Do this
Copy exactly the stretch of lines from the one holding "What does this" through the last line of the data below, inclusive. Leave out pictures.

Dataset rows
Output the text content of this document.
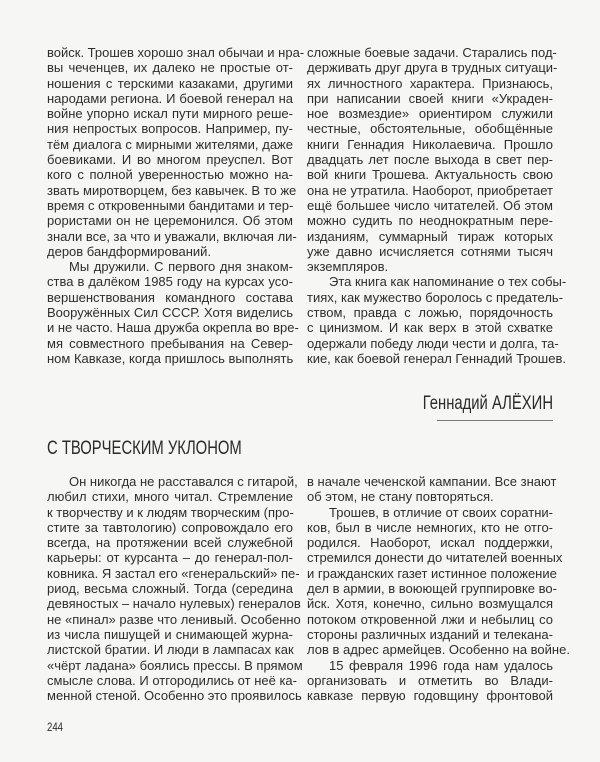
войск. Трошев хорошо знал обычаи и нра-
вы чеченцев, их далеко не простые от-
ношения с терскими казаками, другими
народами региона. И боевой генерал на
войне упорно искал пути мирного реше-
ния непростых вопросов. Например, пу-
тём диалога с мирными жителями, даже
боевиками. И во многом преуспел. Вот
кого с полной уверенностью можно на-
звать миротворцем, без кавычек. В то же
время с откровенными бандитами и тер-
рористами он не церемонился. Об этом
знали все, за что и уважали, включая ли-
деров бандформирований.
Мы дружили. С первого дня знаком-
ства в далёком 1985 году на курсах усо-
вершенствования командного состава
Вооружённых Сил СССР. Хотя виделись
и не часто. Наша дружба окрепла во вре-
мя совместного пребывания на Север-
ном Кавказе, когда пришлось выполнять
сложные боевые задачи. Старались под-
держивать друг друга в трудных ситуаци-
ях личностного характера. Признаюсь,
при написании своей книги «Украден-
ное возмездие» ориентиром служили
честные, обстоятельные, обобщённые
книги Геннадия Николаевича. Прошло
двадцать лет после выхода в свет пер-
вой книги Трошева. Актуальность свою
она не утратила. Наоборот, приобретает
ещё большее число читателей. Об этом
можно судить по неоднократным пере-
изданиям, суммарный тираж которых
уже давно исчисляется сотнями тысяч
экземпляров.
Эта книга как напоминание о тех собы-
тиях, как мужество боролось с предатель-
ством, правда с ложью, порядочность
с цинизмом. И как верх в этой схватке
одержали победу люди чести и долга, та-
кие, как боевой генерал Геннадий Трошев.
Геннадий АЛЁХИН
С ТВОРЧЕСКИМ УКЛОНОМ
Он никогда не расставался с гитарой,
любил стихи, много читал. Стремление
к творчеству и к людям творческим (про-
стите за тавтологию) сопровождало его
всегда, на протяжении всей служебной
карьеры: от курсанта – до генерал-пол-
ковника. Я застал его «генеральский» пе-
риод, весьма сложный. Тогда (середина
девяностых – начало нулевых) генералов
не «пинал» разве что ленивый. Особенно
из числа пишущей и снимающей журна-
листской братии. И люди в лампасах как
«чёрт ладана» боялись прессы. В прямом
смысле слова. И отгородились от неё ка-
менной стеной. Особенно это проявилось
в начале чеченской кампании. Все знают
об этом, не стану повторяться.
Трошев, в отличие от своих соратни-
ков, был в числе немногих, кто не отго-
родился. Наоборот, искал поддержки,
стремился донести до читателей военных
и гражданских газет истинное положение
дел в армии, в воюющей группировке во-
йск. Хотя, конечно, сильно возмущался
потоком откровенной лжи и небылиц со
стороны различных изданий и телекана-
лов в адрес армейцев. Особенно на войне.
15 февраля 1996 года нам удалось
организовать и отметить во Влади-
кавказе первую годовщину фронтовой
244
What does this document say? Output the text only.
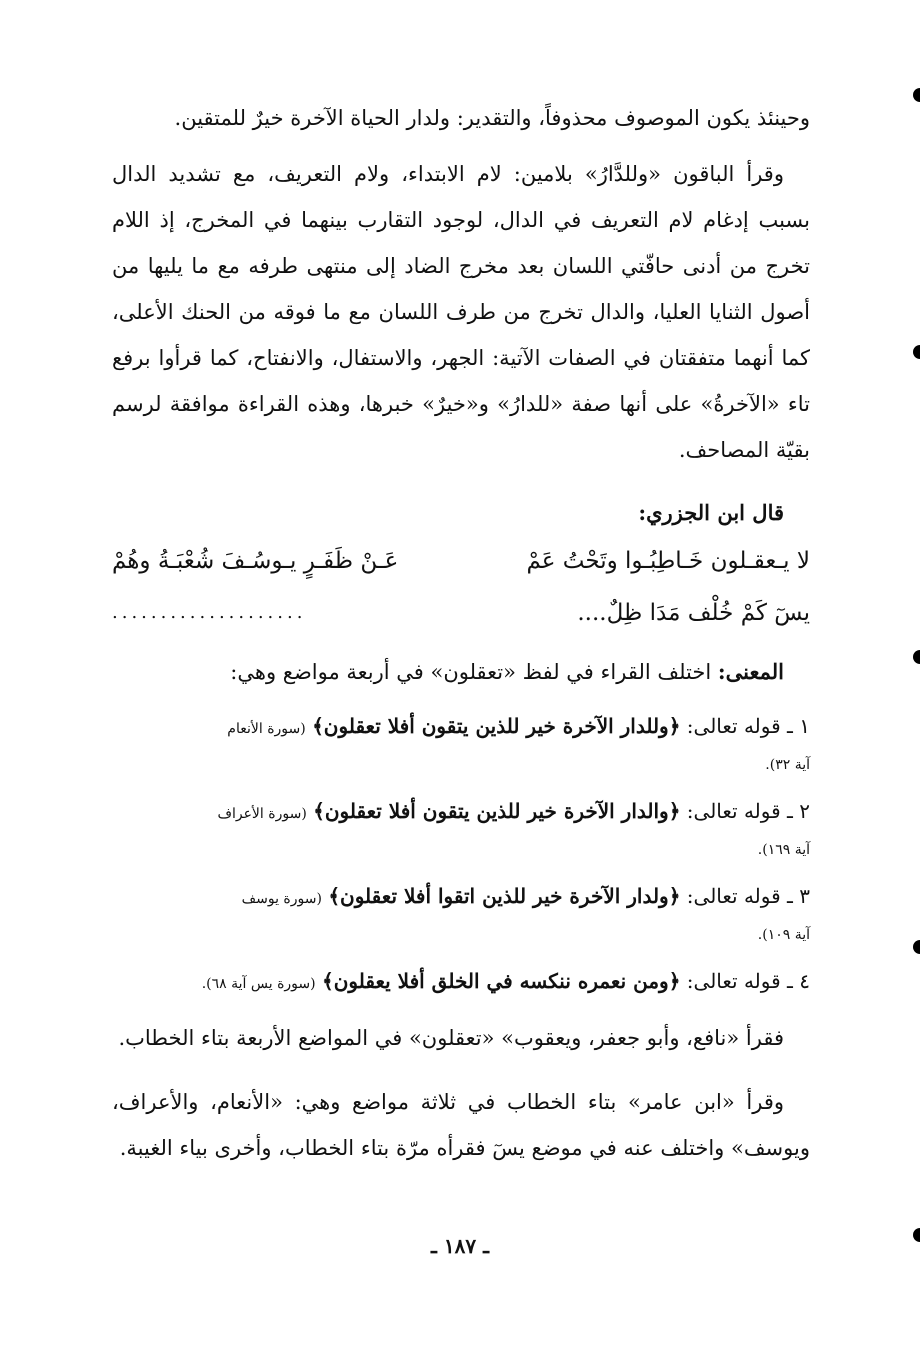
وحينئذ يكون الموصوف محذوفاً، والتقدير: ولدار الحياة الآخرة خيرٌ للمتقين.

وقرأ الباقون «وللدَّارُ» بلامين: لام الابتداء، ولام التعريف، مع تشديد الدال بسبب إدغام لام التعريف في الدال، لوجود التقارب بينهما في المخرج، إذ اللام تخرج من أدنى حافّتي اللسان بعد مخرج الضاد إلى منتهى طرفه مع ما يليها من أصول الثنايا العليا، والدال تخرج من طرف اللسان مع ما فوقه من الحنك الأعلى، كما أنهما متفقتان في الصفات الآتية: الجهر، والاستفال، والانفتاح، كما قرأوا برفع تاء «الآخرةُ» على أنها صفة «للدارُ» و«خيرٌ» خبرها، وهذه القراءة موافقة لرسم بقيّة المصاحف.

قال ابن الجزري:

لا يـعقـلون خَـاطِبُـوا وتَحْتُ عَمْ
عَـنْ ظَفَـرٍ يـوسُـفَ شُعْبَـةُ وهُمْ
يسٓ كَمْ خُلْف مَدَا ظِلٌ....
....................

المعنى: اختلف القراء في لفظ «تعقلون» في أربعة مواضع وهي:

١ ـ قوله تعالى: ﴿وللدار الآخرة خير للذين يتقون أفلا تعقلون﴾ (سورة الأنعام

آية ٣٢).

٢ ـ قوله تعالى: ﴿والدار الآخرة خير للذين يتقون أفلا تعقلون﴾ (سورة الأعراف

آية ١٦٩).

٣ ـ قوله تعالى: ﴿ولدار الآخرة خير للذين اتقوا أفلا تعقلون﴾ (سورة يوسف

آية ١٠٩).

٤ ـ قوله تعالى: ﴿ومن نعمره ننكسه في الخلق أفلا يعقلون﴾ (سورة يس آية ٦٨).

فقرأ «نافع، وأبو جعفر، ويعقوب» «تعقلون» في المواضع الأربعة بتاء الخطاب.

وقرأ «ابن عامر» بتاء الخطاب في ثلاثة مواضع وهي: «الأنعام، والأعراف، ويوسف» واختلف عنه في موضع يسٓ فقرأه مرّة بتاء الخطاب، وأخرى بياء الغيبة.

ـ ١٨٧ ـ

Solution for this problem
What does this document say? Output the text only.
وحينئذ يكون الموصوف محذوفاً، والتقدير: ولدار الحياة الآخرة خيرٌ للمتقين.

وقرأ الباقون «وللدَّارُ» بلامين: لام الابتداء، ولام التعريف، مع تشديد الدال بسبب إدغام لام التعريف في الدال، لوجود التقارب بينهما في المخرج، إذ اللام تخرج من أدنى حافّتي اللسان بعد مخرج الضاد إلى منتهى طرفه مع ما يليها من أصول الثنايا العليا، والدال تخرج من طرف اللسان مع ما فوقه من الحنك الأعلى، كما أنهما متفقتان في الصفات الآتية: الجهر، والاستفال، والانفتاح، كما قرأوا برفع تاء «الآخرةُ» على أنها صفة «للدارُ» و«خيرٌ» خبرها، وهذه القراءة موافقة لرسم بقيّة المصاحف.

قال ابن الجزري:

لا يـعقـلون خَـاطِبُـوا وتَحْتُ عَمْ
عَـنْ ظَفَـرٍ يـوسُـفَ شُعْبَـةُ وهُمْ
يسٓ كَمْ خُلْف مَدَا ظِلٌ....
....................

المعنى: اختلف القراء في لفظ «تعقلون» في أربعة مواضع وهي:

١ ـ قوله تعالى: ﴿وللدار الآخرة خير للذين يتقون أفلا تعقلون﴾ (سورة الأنعام

آية ٣٢).

٢ ـ قوله تعالى: ﴿والدار الآخرة خير للذين يتقون أفلا تعقلون﴾ (سورة الأعراف

آية ١٦٩).

٣ ـ قوله تعالى: ﴿ولدار الآخرة خير للذين اتقوا أفلا تعقلون﴾ (سورة يوسف

آية ١٠٩).

٤ ـ قوله تعالى: ﴿ومن نعمره ننكسه في الخلق أفلا يعقلون﴾ (سورة يس آية ٦٨).

فقرأ «نافع، وأبو جعفر، ويعقوب» «تعقلون» في المواضع الأربعة بتاء الخطاب.

وقرأ «ابن عامر» بتاء الخطاب في ثلاثة مواضع وهي: «الأنعام، والأعراف، ويوسف» واختلف عنه في موضع يسٓ فقرأه مرّة بتاء الخطاب، وأخرى بياء الغيبة.

ـ ١٨٧ ـ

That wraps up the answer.